◆ **Short exercise**
Are you able to retype all the records below exactly?

◆ **Entries supplied**
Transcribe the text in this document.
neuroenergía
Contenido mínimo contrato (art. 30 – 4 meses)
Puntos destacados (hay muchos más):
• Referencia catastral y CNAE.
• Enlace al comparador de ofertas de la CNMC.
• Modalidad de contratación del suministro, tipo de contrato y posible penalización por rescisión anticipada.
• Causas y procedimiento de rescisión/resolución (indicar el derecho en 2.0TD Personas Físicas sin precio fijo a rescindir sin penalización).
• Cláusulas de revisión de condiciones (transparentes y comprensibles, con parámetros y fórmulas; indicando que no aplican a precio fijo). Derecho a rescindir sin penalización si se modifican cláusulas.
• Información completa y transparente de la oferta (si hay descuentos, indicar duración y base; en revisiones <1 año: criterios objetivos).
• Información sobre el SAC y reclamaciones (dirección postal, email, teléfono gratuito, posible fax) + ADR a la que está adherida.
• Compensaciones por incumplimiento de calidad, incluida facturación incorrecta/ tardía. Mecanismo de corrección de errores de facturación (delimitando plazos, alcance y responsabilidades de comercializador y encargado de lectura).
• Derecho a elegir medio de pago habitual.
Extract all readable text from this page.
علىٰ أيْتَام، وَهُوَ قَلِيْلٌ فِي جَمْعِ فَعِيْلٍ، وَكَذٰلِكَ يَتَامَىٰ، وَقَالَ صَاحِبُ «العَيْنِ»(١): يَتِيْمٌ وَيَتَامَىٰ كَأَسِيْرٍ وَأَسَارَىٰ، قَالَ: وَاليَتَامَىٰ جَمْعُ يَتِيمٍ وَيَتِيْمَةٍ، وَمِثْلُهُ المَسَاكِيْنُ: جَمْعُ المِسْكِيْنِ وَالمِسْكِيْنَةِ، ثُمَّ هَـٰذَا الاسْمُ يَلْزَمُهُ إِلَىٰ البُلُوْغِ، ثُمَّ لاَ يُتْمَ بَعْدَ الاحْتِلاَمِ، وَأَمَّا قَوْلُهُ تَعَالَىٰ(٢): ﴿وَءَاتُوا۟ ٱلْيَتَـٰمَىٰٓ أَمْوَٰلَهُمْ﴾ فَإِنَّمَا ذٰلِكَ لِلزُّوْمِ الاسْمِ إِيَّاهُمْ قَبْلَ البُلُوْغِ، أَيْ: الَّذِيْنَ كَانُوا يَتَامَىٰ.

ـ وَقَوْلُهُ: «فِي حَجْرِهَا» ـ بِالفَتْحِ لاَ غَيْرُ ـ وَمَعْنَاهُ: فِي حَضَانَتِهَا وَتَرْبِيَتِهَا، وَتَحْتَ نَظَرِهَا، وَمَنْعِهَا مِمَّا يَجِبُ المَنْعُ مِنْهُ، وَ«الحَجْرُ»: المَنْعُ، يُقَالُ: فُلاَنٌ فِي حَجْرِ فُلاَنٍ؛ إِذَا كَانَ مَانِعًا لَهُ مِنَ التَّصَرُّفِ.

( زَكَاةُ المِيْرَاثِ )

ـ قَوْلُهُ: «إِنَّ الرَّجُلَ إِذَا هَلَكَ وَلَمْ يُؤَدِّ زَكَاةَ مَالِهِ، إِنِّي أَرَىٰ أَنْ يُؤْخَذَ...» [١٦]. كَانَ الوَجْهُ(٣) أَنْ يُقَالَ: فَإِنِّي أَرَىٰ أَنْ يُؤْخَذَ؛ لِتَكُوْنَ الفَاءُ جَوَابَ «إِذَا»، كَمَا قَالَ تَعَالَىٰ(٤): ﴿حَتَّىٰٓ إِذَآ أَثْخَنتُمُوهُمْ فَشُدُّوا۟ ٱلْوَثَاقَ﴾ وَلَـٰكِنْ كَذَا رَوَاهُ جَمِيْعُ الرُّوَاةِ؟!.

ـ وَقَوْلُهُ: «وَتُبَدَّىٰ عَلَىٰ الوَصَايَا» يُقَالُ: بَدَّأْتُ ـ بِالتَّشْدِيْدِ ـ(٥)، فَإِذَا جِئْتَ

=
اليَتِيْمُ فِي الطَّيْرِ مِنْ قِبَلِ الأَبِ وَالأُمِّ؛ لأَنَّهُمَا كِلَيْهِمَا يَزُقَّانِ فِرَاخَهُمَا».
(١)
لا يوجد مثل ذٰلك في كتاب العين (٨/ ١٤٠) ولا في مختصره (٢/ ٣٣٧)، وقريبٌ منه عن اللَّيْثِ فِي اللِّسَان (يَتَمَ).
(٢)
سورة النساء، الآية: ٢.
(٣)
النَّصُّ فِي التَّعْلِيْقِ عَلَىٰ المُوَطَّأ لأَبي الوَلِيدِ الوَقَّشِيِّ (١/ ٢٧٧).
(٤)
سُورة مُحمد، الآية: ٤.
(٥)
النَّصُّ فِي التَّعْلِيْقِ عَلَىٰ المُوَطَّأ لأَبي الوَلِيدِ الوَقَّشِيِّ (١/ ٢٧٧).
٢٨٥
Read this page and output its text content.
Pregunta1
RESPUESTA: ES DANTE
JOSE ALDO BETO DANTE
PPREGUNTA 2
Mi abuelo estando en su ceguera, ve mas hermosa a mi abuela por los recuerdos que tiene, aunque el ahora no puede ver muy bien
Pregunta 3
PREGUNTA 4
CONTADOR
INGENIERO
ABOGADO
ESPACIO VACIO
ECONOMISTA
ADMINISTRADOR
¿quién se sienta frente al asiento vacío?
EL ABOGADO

◆ **Exercise result**
Transcribe the text in this document.
neuroenergía
Contenido mínimo contrato (art. 30 – 4 meses)
Puntos destacados (hay muchos más):
• Referencia catastral y CNAE.
• Enlace al comparador de ofertas de la CNMC.
• Modalidad de contratación del suministro, tipo de contrato y posible penalización por rescisión anticipada.
• Causas y procedimiento de rescisión/resolución (indicar el derecho en 2.0TD Personas Físicas sin precio fijo a rescindir sin penalización).
• Cláusulas de revisión de condiciones (transparentes y comprensibles, con parámetros y fórmulas; indicando que no aplican a precio fijo). Derecho a rescindir sin penalización si se modifican cláusulas.
• Información completa y transparente de la oferta (si hay descuentos, indicar duración y base; en revisiones <1 año: criterios objetivos).
• Información sobre el SAC y reclamaciones (dirección postal, email, teléfono gratuito, posible fax) + ADR a la que está adherida.
• Compensaciones por incumplimiento de calidad, incluida facturación incorrecta/ tardía. Mecanismo de corrección de errores de facturación (delimitando plazos, alcance y responsabilidades de comercializador y encargado de lectura).
• Derecho a elegir medio de pago habitual.
Extract all readable text from this page.
علىٰ أيْتَام، وَهُوَ قَلِيْلٌ فِي جَمْعِ فَعِيْلٍ، وَكَذٰلِكَ يَتَامَىٰ، وَقَالَ صَاحِبُ «العَيْنِ»(١): يَتِيْمٌ وَيَتَامَىٰ كَأَسِيْرٍ وَأَسَارَىٰ، قَالَ: وَاليَتَامَىٰ جَمْعُ يَتِيمٍ وَيَتِيْمَةٍ، وَمِثْلُهُ المَسَاكِيْنُ: جَمْعُ المِسْكِيْنِ وَالمِسْكِيْنَةِ، ثُمَّ هَـٰذَا الاسْمُ يَلْزَمُهُ إِلَىٰ البُلُوْغِ، ثُمَّ لاَ يُتْمَ بَعْدَ الاحْتِلاَمِ، وَأَمَّا قَوْلُهُ تَعَالَىٰ(٢): ﴿وَءَاتُوا۟ ٱلْيَتَـٰمَىٰٓ أَمْوَٰلَهُمْ﴾ فَإِنَّمَا ذٰلِكَ لِلزُّوْمِ الاسْمِ إِيَّاهُمْ قَبْلَ البُلُوْغِ، أَيْ: الَّذِيْنَ كَانُوا يَتَامَىٰ.

ـ وَقَوْلُهُ: «فِي حَجْرِهَا» ـ بِالفَتْحِ لاَ غَيْرُ ـ وَمَعْنَاهُ: فِي حَضَانَتِهَا وَتَرْبِيَتِهَا، وَتَحْتَ نَظَرِهَا، وَمَنْعِهَا مِمَّا يَجِبُ المَنْعُ مِنْهُ، وَ«الحَجْرُ»: المَنْعُ، يُقَالُ: فُلاَنٌ فِي حَجْرِ فُلاَنٍ؛ إِذَا كَانَ مَانِعًا لَهُ مِنَ التَّصَرُّفِ.

( زَكَاةُ المِيْرَاثِ )

ـ قَوْلُهُ: «إِنَّ الرَّجُلَ إِذَا هَلَكَ وَلَمْ يُؤَدِّ زَكَاةَ مَالِهِ، إِنِّي أَرَىٰ أَنْ يُؤْخَذَ...» [١٦]. كَانَ الوَجْهُ(٣) أَنْ يُقَالَ: فَإِنِّي أَرَىٰ أَنْ يُؤْخَذَ؛ لِتَكُوْنَ الفَاءُ جَوَابَ «إِذَا»، كَمَا قَالَ تَعَالَىٰ(٤): ﴿حَتَّىٰٓ إِذَآ أَثْخَنتُمُوهُمْ فَشُدُّوا۟ ٱلْوَثَاقَ﴾ وَلَـٰكِنْ كَذَا رَوَاهُ جَمِيْعُ الرُّوَاةِ؟!.

ـ وَقَوْلُهُ: «وَتُبَدَّىٰ عَلَىٰ الوَصَايَا» يُقَالُ: بَدَّأْتُ ـ بِالتَّشْدِيْدِ ـ(٥)، فَإِذَا جِئْتَ

=
اليَتِيْمُ فِي الطَّيْرِ مِنْ قِبَلِ الأَبِ وَالأُمِّ؛ لأَنَّهُمَا كِلَيْهِمَا يَزُقَّانِ فِرَاخَهُمَا».
(١)
لا يوجد مثل ذٰلك في كتاب العين (٨/ ١٤٠) ولا في مختصره (٢/ ٣٣٧)، وقريبٌ منه عن اللَّيْثِ فِي اللِّسَان (يَتَمَ).
(٢)
سورة النساء، الآية: ٢.
(٣)
النَّصُّ فِي التَّعْلِيْقِ عَلَىٰ المُوَطَّأ لأَبي الوَلِيدِ الوَقَّشِيِّ (١/ ٢٧٧).
(٤)
سُورة مُحمد، الآية: ٤.
(٥)
النَّصُّ فِي التَّعْلِيْقِ عَلَىٰ المُوَطَّأ لأَبي الوَلِيدِ الوَقَّشِيِّ (١/ ٢٧٧).
٢٨٥
Read this page and output its text content.
Pregunta1
RESPUESTA: ES DANTE
JOSE ALDO BETO DANTE
PPREGUNTA 2
Mi abuelo estando en su ceguera, ve mas hermosa a mi abuela por los recuerdos que tiene, aunque el ahora no puede ver muy bien
Pregunta 3
PREGUNTA 4
CONTADOR
INGENIERO
ABOGADO
ESPACIO VACIO
ECONOMISTA
ADMINISTRADOR
¿quién se sienta frente al asiento vacío?
EL ABOGADO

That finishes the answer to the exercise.